Figure record extracts
■ ■ ■
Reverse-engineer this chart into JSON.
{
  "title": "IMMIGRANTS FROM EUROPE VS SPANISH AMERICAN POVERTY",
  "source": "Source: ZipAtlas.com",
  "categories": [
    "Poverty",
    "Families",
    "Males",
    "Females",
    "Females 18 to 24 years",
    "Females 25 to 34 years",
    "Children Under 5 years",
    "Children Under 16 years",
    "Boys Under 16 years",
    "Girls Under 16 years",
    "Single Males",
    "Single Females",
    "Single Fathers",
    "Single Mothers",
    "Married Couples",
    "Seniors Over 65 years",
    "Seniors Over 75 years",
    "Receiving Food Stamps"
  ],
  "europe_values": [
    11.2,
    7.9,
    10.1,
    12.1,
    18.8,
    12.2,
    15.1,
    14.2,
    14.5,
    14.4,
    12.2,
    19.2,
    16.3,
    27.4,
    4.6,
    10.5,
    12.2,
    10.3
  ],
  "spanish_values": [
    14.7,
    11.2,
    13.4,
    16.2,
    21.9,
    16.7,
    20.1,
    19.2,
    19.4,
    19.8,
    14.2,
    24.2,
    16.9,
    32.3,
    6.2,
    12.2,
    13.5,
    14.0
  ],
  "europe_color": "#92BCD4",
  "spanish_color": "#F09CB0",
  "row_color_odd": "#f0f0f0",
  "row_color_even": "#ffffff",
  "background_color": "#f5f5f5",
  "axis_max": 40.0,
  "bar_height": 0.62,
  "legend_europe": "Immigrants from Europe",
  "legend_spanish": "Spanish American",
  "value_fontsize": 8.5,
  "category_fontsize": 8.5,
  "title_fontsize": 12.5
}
■ ■ ■
# WHAT IS NEEDED:
Write out every entry exactly as given.

# ANSWER IN FULL:
Reverse-engineer this chart into JSON.
{
  "title": "IMMIGRANTS FROM EUROPE VS SPANISH AMERICAN POVERTY",
  "source": "Source: ZipAtlas.com",
  "categories": [
    "Poverty",
    "Families",
    "Males",
    "Females",
    "Females 18 to 24 years",
    "Females 25 to 34 years",
    "Children Under 5 years",
    "Children Under 16 years",
    "Boys Under 16 years",
    "Girls Under 16 years",
    "Single Males",
    "Single Females",
    "Single Fathers",
    "Single Mothers",
    "Married Couples",
    "Seniors Over 65 years",
    "Seniors Over 75 years",
    "Receiving Food Stamps"
  ],
  "europe_values": [
    11.2,
    7.9,
    10.1,
    12.1,
    18.8,
    12.2,
    15.1,
    14.2,
    14.5,
    14.4,
    12.2,
    19.2,
    16.3,
    27.4,
    4.6,
    10.5,
    12.2,
    10.3
  ],
  "spanish_values": [
    14.7,
    11.2,
    13.4,
    16.2,
    21.9,
    16.7,
    20.1,
    19.2,
    19.4,
    19.8,
    14.2,
    24.2,
    16.9,
    32.3,
    6.2,
    12.2,
    13.5,
    14.0
  ],
  "europe_color": "#92BCD4",
  "spanish_color": "#F09CB0",
  "row_color_odd": "#f0f0f0",
  "row_color_even": "#ffffff",
  "background_color": "#f5f5f5",
  "axis_max": 40.0,
  "bar_height": 0.62,
  "legend_europe": "Immigrants from Europe",
  "legend_spanish": "Spanish American",
  "value_fontsize": 8.5,
  "category_fontsize": 8.5,
  "title_fontsize": 12.5
}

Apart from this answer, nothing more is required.